__Challenge__
Write out each record again exactly as it stands.

__Dataset content__
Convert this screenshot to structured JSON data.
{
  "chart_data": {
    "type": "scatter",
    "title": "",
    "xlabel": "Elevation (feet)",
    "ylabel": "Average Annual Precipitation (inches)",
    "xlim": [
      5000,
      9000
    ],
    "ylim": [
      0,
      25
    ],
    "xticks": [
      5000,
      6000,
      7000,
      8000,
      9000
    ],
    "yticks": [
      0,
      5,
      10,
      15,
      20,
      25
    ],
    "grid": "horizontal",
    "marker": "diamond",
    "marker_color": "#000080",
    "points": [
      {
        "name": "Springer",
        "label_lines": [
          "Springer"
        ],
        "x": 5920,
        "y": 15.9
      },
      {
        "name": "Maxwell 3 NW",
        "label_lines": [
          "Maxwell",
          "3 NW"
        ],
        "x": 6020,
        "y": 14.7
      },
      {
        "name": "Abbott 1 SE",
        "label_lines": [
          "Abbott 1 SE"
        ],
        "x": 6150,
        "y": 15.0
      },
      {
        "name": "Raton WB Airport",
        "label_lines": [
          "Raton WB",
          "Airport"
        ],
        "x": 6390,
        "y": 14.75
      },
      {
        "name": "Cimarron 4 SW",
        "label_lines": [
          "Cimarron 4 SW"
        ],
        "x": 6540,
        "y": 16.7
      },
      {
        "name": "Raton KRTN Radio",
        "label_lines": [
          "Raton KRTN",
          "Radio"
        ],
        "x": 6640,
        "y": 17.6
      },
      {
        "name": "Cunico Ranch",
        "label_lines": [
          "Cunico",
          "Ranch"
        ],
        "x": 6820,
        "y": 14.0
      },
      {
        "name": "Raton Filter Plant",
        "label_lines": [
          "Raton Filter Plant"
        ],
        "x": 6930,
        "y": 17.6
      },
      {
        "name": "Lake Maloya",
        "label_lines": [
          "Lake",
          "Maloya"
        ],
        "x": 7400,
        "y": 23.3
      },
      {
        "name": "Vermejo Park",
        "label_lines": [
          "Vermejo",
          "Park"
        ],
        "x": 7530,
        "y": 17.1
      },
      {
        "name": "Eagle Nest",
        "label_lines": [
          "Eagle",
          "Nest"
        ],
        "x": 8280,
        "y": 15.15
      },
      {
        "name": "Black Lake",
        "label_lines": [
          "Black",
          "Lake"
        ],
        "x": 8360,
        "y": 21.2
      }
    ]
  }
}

__Problem solution__
Convert this screenshot to structured JSON data.
{
  "chart_data": {
    "type": "scatter",
    "title": "",
    "xlabel": "Elevation (feet)",
    "ylabel": "Average Annual Precipitation (inches)",
    "xlim": [
      5000,
      9000
    ],
    "ylim": [
      0,
      25
    ],
    "xticks": [
      5000,
      6000,
      7000,
      8000,
      9000
    ],
    "yticks": [
      0,
      5,
      10,
      15,
      20,
      25
    ],
    "grid": "horizontal",
    "marker": "diamond",
    "marker_color": "#000080",
    "points": [
      {
        "name": "Springer",
        "label_lines": [
          "Springer"
        ],
        "x": 5920,
        "y": 15.9
      },
      {
        "name": "Maxwell 3 NW",
        "label_lines": [
          "Maxwell",
          "3 NW"
        ],
        "x": 6020,
        "y": 14.7
      },
      {
        "name": "Abbott 1 SE",
        "label_lines": [
          "Abbott 1 SE"
        ],
        "x": 6150,
        "y": 15.0
      },
      {
        "name": "Raton WB Airport",
        "label_lines": [
          "Raton WB",
          "Airport"
        ],
        "x": 6390,
        "y": 14.75
      },
      {
        "name": "Cimarron 4 SW",
        "label_lines": [
          "Cimarron 4 SW"
        ],
        "x": 6540,
        "y": 16.7
      },
      {
        "name": "Raton KRTN Radio",
        "label_lines": [
          "Raton KRTN",
          "Radio"
        ],
        "x": 6640,
        "y": 17.6
      },
      {
        "name": "Cunico Ranch",
        "label_lines": [
          "Cunico",
          "Ranch"
        ],
        "x": 6820,
        "y": 14.0
      },
      {
        "name": "Raton Filter Plant",
        "label_lines": [
          "Raton Filter Plant"
        ],
        "x": 6930,
        "y": 17.6
      },
      {
        "name": "Lake Maloya",
        "label_lines": [
          "Lake",
          "Maloya"
        ],
        "x": 7400,
        "y": 23.3
      },
      {
        "name": "Vermejo Park",
        "label_lines": [
          "Vermejo",
          "Park"
        ],
        "x": 7530,
        "y": 17.1
      },
      {
        "name": "Eagle Nest",
        "label_lines": [
          "Eagle",
          "Nest"
        ],
        "x": 8280,
        "y": 15.15
      },
      {
        "name": "Black Lake",
        "label_lines": [
          "Black",
          "Lake"
        ],
        "x": 8360,
        "y": 21.2
      }
    ]
  }
}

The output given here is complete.